*SET TASK:* Restate the whole listing word for word. Pictures are left out.

*RAW RECORDS:*
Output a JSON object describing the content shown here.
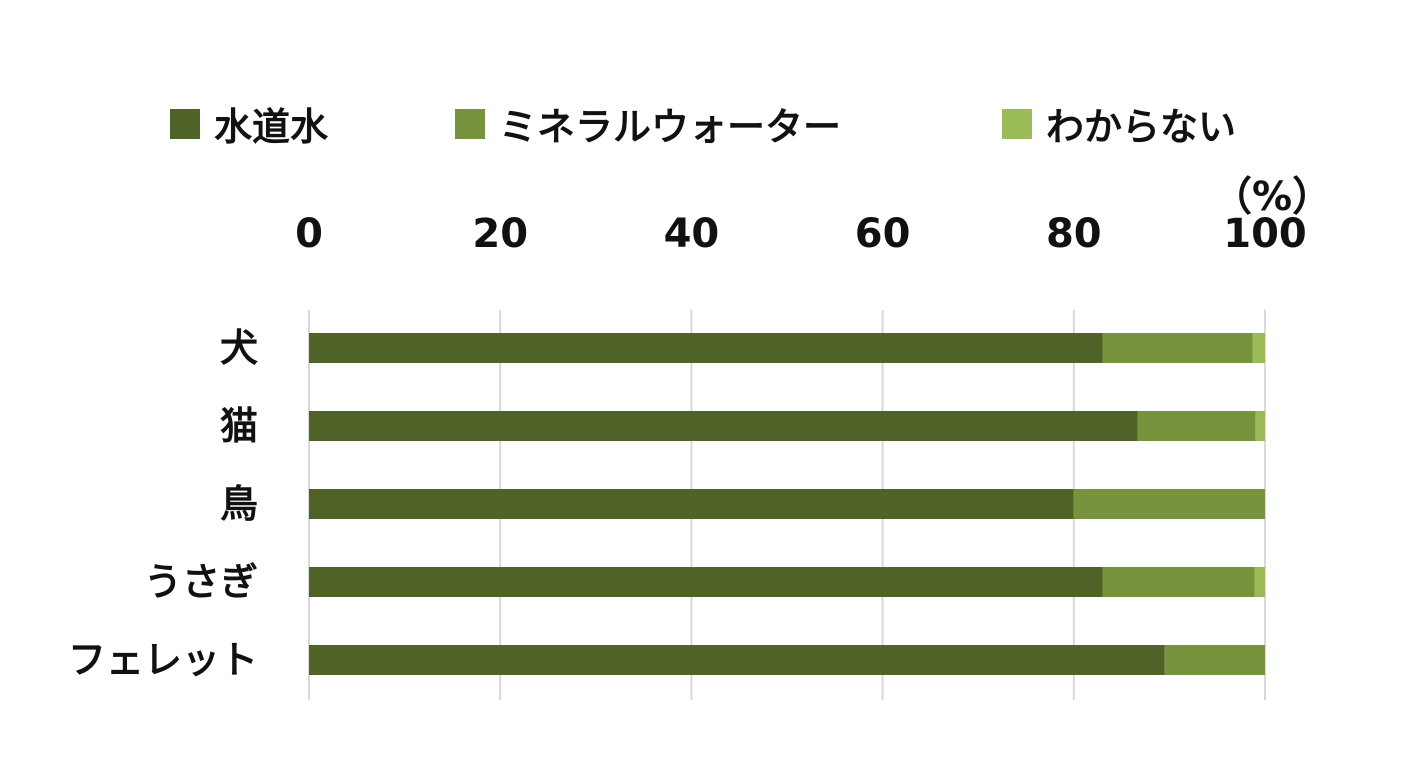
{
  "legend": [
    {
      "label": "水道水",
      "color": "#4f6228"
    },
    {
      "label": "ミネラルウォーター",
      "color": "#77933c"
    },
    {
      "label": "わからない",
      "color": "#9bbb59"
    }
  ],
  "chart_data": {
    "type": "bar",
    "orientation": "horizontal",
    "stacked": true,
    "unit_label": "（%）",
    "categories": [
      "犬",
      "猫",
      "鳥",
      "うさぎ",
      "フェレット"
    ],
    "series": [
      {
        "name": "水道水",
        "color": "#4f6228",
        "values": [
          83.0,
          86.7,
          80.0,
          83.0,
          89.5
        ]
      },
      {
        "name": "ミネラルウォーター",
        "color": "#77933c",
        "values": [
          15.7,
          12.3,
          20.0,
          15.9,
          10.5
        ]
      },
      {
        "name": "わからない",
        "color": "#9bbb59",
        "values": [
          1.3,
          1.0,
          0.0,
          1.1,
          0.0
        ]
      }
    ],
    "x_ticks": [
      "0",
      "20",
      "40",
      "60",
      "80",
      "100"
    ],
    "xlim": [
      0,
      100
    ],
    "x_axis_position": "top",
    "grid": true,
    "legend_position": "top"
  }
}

*ANSWER FOR THE TASK:*
Output a JSON object describing the content shown here.
{
  "legend": [
    {
      "label": "水道水",
      "color": "#4f6228"
    },
    {
      "label": "ミネラルウォーター",
      "color": "#77933c"
    },
    {
      "label": "わからない",
      "color": "#9bbb59"
    }
  ],
  "chart_data": {
    "type": "bar",
    "orientation": "horizontal",
    "stacked": true,
    "unit_label": "（%）",
    "categories": [
      "犬",
      "猫",
      "鳥",
      "うさぎ",
      "フェレット"
    ],
    "series": [
      {
        "name": "水道水",
        "color": "#4f6228",
        "values": [
          83.0,
          86.7,
          80.0,
          83.0,
          89.5
        ]
      },
      {
        "name": "ミネラルウォーター",
        "color": "#77933c",
        "values": [
          15.7,
          12.3,
          20.0,
          15.9,
          10.5
        ]
      },
      {
        "name": "わからない",
        "color": "#9bbb59",
        "values": [
          1.3,
          1.0,
          0.0,
          1.1,
          0.0
        ]
      }
    ],
    "x_ticks": [
      "0",
      "20",
      "40",
      "60",
      "80",
      "100"
    ],
    "xlim": [
      0,
      100
    ],
    "x_axis_position": "top",
    "grid": true,
    "legend_position": "top"
  }
}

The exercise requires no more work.